## START Exercise materials
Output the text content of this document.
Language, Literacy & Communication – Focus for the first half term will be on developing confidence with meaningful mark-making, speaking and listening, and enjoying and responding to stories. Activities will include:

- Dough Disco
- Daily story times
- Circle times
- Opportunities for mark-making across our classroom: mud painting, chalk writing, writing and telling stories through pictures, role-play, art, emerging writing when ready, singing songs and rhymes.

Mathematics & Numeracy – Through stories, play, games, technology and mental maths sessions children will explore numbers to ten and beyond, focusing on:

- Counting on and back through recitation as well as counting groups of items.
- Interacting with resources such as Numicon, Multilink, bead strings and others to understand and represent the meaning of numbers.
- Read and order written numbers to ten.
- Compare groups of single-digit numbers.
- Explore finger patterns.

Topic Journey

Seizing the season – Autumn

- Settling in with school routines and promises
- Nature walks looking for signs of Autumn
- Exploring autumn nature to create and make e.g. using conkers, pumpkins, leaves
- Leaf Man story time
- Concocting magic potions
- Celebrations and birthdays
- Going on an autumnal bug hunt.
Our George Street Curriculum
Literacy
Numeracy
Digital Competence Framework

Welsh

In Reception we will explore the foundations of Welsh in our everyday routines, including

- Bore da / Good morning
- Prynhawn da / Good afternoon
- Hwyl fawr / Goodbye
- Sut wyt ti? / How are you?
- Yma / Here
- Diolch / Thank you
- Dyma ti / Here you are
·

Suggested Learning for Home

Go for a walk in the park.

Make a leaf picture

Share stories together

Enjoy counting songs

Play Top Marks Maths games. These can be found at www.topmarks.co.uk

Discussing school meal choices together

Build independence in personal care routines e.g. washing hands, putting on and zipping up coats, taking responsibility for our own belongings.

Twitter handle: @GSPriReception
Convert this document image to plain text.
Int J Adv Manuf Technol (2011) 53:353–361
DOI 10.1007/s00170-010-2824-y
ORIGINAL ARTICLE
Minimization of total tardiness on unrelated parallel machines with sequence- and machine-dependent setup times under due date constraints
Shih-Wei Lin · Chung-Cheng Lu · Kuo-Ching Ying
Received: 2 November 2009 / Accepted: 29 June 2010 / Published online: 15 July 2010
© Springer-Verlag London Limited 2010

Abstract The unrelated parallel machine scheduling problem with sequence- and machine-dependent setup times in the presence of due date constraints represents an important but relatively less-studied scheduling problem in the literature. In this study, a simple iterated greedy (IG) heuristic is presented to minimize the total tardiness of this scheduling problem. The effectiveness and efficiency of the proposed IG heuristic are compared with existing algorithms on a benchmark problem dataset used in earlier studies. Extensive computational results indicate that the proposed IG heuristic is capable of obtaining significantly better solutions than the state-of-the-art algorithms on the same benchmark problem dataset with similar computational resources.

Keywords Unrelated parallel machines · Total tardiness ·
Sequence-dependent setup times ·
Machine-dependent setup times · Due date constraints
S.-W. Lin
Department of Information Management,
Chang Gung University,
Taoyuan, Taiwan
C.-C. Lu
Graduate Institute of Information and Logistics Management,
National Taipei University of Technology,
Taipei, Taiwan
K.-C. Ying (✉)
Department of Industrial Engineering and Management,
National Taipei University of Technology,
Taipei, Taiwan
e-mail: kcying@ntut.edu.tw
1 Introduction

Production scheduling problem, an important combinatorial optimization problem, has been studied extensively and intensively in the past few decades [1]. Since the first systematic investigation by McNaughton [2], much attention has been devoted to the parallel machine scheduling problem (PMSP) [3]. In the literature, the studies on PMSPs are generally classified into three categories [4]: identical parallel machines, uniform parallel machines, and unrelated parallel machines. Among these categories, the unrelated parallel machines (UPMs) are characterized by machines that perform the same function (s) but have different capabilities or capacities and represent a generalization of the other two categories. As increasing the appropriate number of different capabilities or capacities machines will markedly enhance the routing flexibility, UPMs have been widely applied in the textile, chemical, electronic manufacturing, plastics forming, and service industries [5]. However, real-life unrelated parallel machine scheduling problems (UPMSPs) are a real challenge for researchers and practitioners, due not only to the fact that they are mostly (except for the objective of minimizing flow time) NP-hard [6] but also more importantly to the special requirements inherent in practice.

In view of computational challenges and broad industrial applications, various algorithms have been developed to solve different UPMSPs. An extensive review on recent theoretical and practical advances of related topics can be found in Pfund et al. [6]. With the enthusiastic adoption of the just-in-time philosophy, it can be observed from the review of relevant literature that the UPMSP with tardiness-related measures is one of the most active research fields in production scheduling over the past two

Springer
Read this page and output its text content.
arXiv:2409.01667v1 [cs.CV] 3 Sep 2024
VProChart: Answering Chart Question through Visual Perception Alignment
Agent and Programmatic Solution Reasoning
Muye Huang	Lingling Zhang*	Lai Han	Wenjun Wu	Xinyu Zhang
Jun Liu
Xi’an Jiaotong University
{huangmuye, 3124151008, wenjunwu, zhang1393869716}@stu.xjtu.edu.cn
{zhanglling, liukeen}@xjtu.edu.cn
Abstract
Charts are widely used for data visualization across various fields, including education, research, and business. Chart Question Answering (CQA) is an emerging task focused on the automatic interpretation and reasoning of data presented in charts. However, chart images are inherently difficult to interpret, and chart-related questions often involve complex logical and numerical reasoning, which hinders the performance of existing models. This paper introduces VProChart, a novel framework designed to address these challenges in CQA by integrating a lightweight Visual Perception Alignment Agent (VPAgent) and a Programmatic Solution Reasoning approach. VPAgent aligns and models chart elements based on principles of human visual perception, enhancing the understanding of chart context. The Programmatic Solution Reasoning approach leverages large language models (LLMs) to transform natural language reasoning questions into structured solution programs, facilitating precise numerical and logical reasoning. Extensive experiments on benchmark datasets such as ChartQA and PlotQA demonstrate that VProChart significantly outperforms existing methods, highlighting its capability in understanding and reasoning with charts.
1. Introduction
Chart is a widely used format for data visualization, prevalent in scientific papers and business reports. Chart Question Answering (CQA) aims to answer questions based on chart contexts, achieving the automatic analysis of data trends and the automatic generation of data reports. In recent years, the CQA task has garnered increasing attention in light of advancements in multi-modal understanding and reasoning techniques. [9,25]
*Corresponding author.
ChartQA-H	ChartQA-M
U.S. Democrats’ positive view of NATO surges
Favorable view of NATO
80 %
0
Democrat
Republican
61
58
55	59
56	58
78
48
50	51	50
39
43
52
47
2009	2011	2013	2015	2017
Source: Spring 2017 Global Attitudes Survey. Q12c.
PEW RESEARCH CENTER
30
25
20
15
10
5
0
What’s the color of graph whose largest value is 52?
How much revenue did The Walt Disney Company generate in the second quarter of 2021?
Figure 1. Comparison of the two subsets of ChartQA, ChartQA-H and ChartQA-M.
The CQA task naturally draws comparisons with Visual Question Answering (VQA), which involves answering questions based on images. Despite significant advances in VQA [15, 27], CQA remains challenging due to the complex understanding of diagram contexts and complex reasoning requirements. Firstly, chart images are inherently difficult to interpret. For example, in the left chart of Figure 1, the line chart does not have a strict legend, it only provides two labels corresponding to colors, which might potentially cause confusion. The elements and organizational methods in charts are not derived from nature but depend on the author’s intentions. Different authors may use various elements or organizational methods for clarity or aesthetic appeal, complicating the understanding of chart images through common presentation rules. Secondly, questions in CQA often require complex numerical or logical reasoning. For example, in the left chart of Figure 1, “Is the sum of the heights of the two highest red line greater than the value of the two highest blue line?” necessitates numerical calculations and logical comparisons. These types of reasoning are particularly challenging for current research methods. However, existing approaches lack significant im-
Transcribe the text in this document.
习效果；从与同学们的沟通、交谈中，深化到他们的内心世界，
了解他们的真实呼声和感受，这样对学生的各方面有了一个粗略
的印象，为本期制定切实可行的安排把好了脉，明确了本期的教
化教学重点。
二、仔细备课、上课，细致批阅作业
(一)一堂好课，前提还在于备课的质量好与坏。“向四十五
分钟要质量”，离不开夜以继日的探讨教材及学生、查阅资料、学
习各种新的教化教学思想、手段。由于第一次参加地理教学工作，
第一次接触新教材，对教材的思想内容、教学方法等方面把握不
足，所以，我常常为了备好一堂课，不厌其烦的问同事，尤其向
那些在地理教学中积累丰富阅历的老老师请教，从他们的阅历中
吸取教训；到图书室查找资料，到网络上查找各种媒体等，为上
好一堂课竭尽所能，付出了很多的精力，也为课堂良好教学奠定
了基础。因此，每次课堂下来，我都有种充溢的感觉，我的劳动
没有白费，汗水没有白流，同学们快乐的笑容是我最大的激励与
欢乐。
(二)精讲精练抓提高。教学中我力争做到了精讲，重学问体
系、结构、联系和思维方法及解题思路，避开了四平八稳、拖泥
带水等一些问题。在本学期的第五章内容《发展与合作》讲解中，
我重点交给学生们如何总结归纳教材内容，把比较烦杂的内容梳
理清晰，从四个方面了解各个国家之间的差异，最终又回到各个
## END Exercise materials
Work to be completed:
Where does the word "Numeracy" appear? Return each line that holds it.

Solution to this task:
Mathematics & Numeracy – Through stories, play, games, technology and mental maths sessions children will explore numbers to ten and beyond, focusing on:
Numeracy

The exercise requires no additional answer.